**Given instruction:** Track down every line below that holds "label" and copy it.
## begin
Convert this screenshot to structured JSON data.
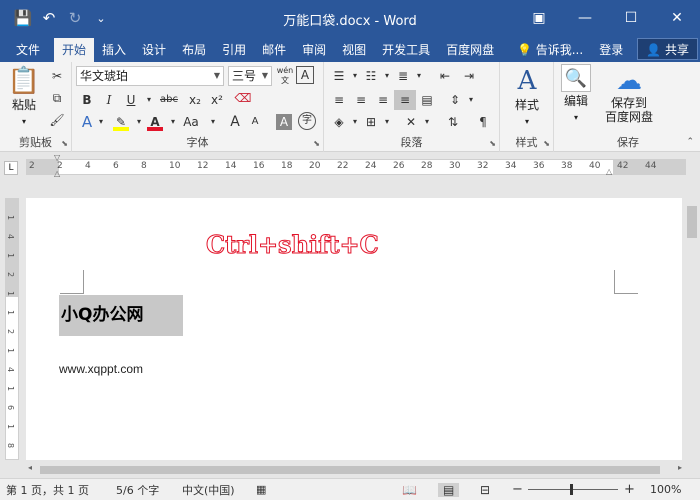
{
  "window": {
    "title": "万能口袋.docx - Word",
    "controls": [
      "restore-icon",
      "minimize-icon",
      "maximize-icon",
      "close-icon"
    ]
  },
  "qat": {
    "save_icon": "💾",
    "undo_icon": "↶",
    "redo_icon": "↻",
    "customize_icon": "⌄"
  },
  "tabs": [
    "文件",
    "开始",
    "插入",
    "设计",
    "布局",
    "引用",
    "邮件",
    "审阅",
    "视图",
    "开发工具",
    "百度网盘"
  ],
  "active_tab": "开始",
  "tellme": "告诉我...",
  "login": "登录",
  "share": "共享",
  "ribbon": {
    "clipboard": {
      "label": "剪贴板",
      "paste": "粘贴"
    },
    "font": {
      "label": "字体",
      "font_name": "华文琥珀",
      "font_size": "三号",
      "bold": "B",
      "italic": "I",
      "underline": "U",
      "strike": "abc",
      "subscript": "x₂",
      "superscript": "x²",
      "change_case": "Aa",
      "grow": "A",
      "shrink": "A",
      "highlight_color": "#ffff00",
      "font_color": "#e2142a"
    },
    "paragraph": {
      "label": "段落"
    },
    "styles": {
      "label": "样式",
      "button": "样式"
    },
    "editing": {
      "button": "编辑"
    },
    "save": {
      "label": "保存",
      "button_line1": "保存到",
      "button_line2": "百度网盘"
    }
  },
  "ruler": {
    "tab_selector": "L",
    "numbers": [
      "2",
      "2",
      "4",
      "6",
      "8",
      "10",
      "12",
      "14",
      "16",
      "18",
      "20",
      "22",
      "24",
      "26",
      "28",
      "30",
      "32",
      "34",
      "36",
      "38",
      "40",
      "42",
      "44"
    ],
    "vertical_numbers": [
      "1",
      "4",
      "1",
      "2",
      "1",
      "1",
      "2",
      "1",
      "4",
      "1",
      "6",
      "1",
      "8"
    ]
  },
  "document": {
    "shortcut_hint": "Ctrl+shift+C",
    "heading": "小Q办公网",
    "website": "www.xqppt.com"
  },
  "status": {
    "page": "第 1 页，共 1 页",
    "words": "5/6 个字",
    "language": "中文(中国)",
    "zoom": "100%",
    "zoom_minus": "−",
    "zoom_plus": "+"
  }
}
## end
**Result of this task:**
      "label": "剪贴板",
      "label": "字体",
      "label": "段落"
      "label": "样式",
      "label": "保存",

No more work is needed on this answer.